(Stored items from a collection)
===

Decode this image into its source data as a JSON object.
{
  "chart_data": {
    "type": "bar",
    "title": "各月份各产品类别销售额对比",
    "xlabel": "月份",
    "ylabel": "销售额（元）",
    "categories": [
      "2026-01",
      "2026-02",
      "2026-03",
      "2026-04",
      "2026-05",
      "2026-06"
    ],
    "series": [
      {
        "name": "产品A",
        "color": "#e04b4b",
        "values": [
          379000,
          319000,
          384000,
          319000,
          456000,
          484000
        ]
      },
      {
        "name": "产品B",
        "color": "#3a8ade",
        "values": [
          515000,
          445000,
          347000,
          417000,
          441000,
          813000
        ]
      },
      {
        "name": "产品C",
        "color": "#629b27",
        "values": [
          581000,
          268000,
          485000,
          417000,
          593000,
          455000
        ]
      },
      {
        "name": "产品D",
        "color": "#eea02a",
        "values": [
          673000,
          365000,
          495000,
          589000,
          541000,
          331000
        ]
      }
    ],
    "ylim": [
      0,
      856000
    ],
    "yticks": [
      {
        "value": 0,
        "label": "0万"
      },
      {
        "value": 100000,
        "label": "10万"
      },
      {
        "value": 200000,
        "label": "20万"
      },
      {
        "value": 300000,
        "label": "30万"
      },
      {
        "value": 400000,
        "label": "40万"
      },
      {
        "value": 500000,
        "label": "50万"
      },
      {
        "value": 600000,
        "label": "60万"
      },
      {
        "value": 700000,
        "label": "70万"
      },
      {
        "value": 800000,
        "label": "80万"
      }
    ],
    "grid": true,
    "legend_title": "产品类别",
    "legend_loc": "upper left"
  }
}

===

### Request
From the records above, extract every entry verbatim.

### In response
Decode this image into its source data as a JSON object.
{
  "chart_data": {
    "type": "bar",
    "title": "各月份各产品类别销售额对比",
    "xlabel": "月份",
    "ylabel": "销售额（元）",
    "categories": [
      "2026-01",
      "2026-02",
      "2026-03",
      "2026-04",
      "2026-05",
      "2026-06"
    ],
    "series": [
      {
        "name": "产品A",
        "color": "#e04b4b",
        "values": [
          379000,
          319000,
          384000,
          319000,
          456000,
          484000
        ]
      },
      {
        "name": "产品B",
        "color": "#3a8ade",
        "values": [
          515000,
          445000,
          347000,
          417000,
          441000,
          813000
        ]
      },
      {
        "name": "产品C",
        "color": "#629b27",
        "values": [
          581000,
          268000,
          485000,
          417000,
          593000,
          455000
        ]
      },
      {
        "name": "产品D",
        "color": "#eea02a",
        "values": [
          673000,
          365000,
          495000,
          589000,
          541000,
          331000
        ]
      }
    ],
    "ylim": [
      0,
      856000
    ],
    "yticks": [
      {
        "value": 0,
        "label": "0万"
      },
      {
        "value": 100000,
        "label": "10万"
      },
      {
        "value": 200000,
        "label": "20万"
      },
      {
        "value": 300000,
        "label": "30万"
      },
      {
        "value": 400000,
        "label": "40万"
      },
      {
        "value": 500000,
        "label": "50万"
      },
      {
        "value": 600000,
        "label": "60万"
      },
      {
        "value": 700000,
        "label": "70万"
      },
      {
        "value": 800000,
        "label": "80万"
      }
    ],
    "grid": true,
    "legend_title": "产品类别",
    "legend_loc": "upper left"
  }
}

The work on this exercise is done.